**WRITTEN REQUEST:** Present each row below as a numbered list with no blank lines, leaving out the pictures.

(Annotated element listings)
** Start **

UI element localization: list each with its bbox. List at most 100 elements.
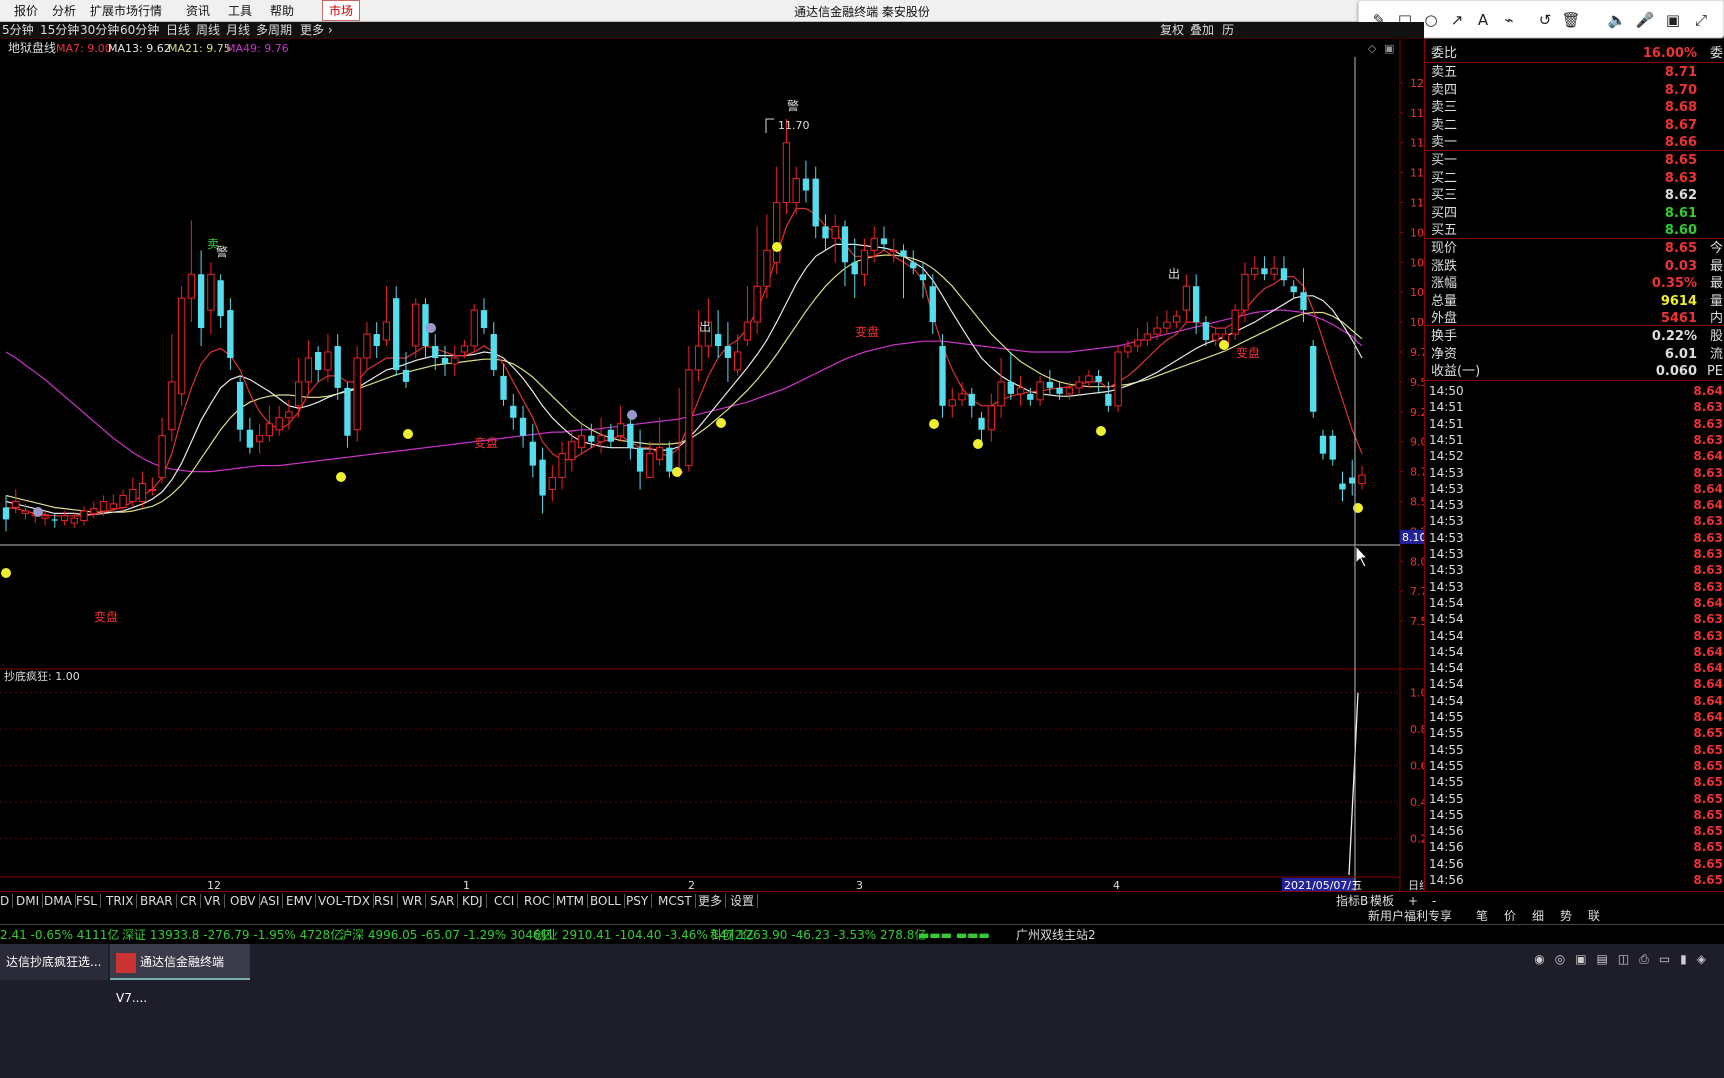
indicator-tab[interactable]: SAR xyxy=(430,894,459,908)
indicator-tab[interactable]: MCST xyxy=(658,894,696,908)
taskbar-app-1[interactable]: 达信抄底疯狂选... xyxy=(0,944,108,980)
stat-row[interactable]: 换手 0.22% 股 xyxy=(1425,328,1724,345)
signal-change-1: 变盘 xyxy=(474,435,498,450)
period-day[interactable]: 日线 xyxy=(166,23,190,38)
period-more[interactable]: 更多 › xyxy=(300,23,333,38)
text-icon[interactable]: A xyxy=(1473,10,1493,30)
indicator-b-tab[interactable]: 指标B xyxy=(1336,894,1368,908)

** End **

**EXPECTED ANSWER:**
1. UI element localization: list each with its bbox. List at most 100 elements.
2. indicator-tab[interactable]: SAR xyxy=(430,894,459,908)
3. indicator-tab[interactable]: MCST xyxy=(658,894,696,908)
4. taskbar-app-1[interactable]: 达信抄底疯狂选... xyxy=(0,944,108,980)
5. stat-row[interactable]: 换手 0.22% 股 xyxy=(1425,328,1724,345)
6. signal-change-1: 变盘 xyxy=(474,435,498,450)
7. period-day[interactable]: 日线 xyxy=(166,23,190,38)
8. period-more[interactable]: 更多 › xyxy=(300,23,333,38)
9. text-icon[interactable]: A xyxy=(1473,10,1493,30)
10. indicator-b-tab[interactable]: 指标B xyxy=(1336,894,1368,908)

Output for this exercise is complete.